RECORDS PROVIDED:
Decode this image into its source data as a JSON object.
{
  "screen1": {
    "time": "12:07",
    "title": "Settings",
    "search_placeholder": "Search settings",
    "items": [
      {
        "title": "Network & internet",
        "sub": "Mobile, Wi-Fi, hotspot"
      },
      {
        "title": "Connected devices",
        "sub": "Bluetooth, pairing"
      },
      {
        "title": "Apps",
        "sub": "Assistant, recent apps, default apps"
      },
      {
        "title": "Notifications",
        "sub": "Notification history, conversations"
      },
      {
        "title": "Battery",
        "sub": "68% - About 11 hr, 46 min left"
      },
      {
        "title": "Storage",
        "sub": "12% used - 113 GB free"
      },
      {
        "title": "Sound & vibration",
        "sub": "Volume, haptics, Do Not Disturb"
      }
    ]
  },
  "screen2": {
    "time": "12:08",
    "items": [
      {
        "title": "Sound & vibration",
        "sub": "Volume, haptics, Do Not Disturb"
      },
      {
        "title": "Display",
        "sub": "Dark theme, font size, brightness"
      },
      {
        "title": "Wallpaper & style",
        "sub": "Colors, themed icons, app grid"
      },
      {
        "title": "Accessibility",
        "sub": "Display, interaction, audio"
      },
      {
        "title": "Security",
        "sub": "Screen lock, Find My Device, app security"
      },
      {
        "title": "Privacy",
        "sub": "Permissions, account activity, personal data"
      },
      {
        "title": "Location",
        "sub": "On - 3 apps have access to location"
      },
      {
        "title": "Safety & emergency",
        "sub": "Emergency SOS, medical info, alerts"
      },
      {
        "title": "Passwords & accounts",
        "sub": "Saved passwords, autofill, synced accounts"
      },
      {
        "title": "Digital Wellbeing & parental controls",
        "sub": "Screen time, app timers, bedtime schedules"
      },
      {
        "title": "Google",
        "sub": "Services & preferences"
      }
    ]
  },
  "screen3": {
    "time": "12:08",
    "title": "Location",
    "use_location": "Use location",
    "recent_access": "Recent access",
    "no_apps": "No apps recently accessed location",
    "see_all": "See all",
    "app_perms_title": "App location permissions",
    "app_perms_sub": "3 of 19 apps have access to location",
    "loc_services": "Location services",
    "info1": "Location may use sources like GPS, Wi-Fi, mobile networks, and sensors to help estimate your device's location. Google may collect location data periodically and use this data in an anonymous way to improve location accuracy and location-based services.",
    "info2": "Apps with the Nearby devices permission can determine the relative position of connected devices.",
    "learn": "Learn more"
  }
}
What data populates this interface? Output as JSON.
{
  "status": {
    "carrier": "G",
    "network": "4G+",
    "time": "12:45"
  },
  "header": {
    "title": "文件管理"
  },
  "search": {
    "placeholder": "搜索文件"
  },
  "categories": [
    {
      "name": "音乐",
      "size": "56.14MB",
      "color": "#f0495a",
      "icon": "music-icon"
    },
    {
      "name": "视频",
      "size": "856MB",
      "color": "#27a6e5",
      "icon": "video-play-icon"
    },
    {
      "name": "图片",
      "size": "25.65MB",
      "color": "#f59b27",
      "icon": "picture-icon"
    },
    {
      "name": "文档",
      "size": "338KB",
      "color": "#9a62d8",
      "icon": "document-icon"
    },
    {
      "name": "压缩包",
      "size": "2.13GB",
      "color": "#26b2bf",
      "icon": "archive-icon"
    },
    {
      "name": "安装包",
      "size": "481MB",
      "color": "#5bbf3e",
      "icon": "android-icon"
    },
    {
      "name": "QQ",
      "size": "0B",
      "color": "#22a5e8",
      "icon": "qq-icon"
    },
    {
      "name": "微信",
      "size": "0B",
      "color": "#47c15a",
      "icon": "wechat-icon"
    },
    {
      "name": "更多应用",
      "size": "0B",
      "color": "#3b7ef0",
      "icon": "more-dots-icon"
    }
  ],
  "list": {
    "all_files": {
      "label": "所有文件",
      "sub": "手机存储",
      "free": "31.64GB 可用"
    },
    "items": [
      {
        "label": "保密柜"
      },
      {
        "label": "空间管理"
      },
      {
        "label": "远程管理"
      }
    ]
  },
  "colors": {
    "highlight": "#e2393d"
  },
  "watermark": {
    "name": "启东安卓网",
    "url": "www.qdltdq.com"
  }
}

STATED EXERCISE: Take every line from the data that contains the word "label".

WRITTEN ANSWER:
      "label": "所有文件",
        "label": "保密柜"
        "label": "空间管理"
        "label": "远程管理"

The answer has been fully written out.